WHAT YOU WILL DO
Write out the entries word for word, beginning at their first line and stopping after the line that contains "main-content: α bbox=[0, 96, 432, 768]". Leave the pictures out.

THE RECORDS
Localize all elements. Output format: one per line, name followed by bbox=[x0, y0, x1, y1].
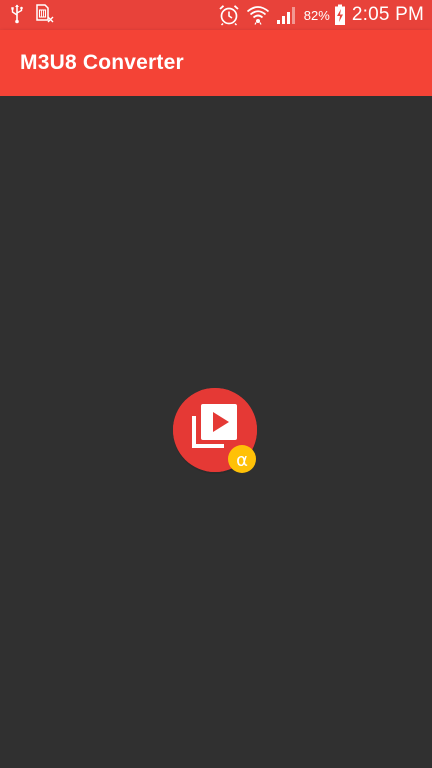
app-bar: M3U8 Converter bbox=[0, 30, 432, 96]
screen: 82% 2:05 PM M3U8 Converter α bbox=[0, 0, 432, 768]
status-bar: 82% 2:05 PM bbox=[0, 0, 432, 30]
badge-letter: α bbox=[236, 450, 248, 471]
battery-charging-icon bbox=[334, 4, 346, 26]
signal-icon bbox=[276, 5, 298, 25]
status-right: 82% 2:05 PM bbox=[218, 2, 424, 28]
alarm-icon bbox=[218, 4, 240, 26]
app-title: M3U8 Converter bbox=[20, 51, 184, 74]
video-converter-logo-icon: α bbox=[172, 388, 262, 478]
sim-card-icon bbox=[36, 4, 54, 24]
battery-percent: 82% bbox=[303, 7, 330, 23]
wifi-icon bbox=[246, 4, 270, 26]
clock: 2:05 PM bbox=[351, 4, 424, 25]
usb-icon bbox=[10, 4, 24, 24]
status-left bbox=[10, 4, 54, 24]
main-content: α bbox=[0, 96, 432, 768]
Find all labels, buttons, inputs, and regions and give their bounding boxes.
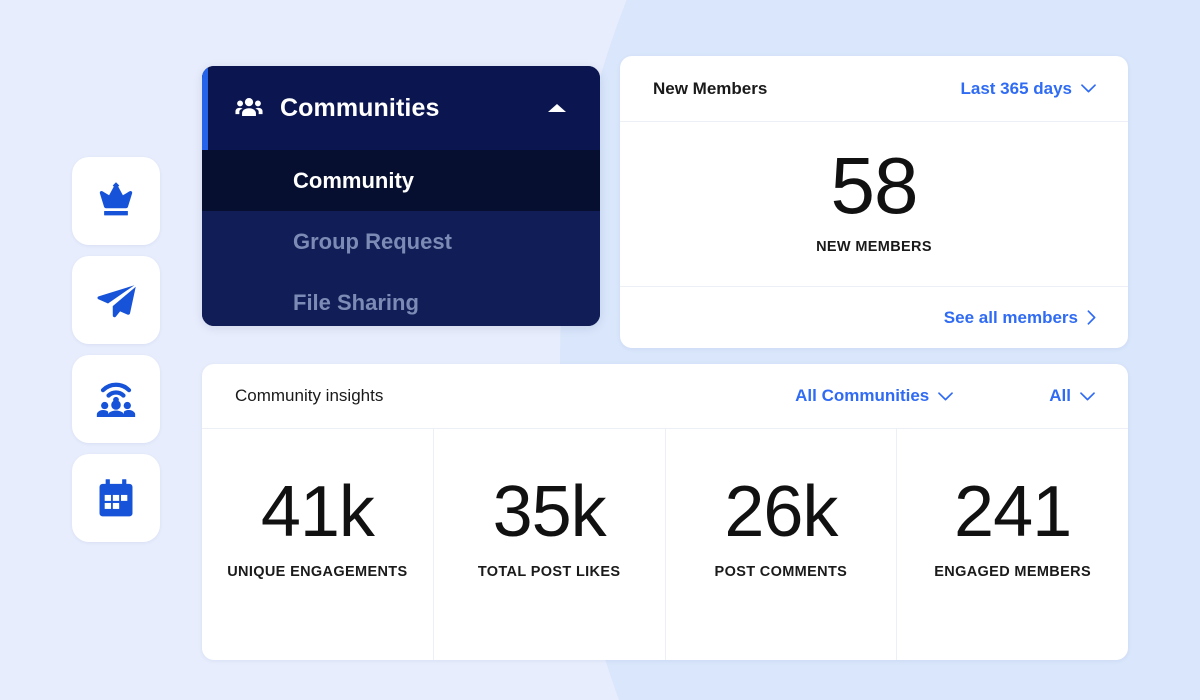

RESPONSE BELOW
Localize all elements. Output format: one per line, name followed by bbox=[x0, y0, x1, y1].
app-bar: M3U8 Converter bbox=[0, 30, 432, 96]
screen: 82% 2:05 PM M3U8 Converter α bbox=[0, 0, 432, 768]
status-bar: 82% 2:05 PM bbox=[0, 0, 432, 30]
badge-letter: α bbox=[236, 450, 248, 471]
battery-charging-icon bbox=[334, 4, 346, 26]
signal-icon bbox=[276, 5, 298, 25]
status-right: 82% 2:05 PM bbox=[218, 2, 424, 28]
alarm-icon bbox=[218, 4, 240, 26]
app-title: M3U8 Converter bbox=[20, 51, 184, 74]
video-converter-logo-icon: α bbox=[172, 388, 262, 478]
sim-card-icon bbox=[36, 4, 54, 24]
battery-percent: 82% bbox=[303, 7, 330, 23]
wifi-icon bbox=[246, 4, 270, 26]
clock: 2:05 PM bbox=[351, 4, 424, 25]
usb-icon bbox=[10, 4, 24, 24]
status-left bbox=[10, 4, 54, 24]
main-content: α bbox=[0, 96, 432, 768]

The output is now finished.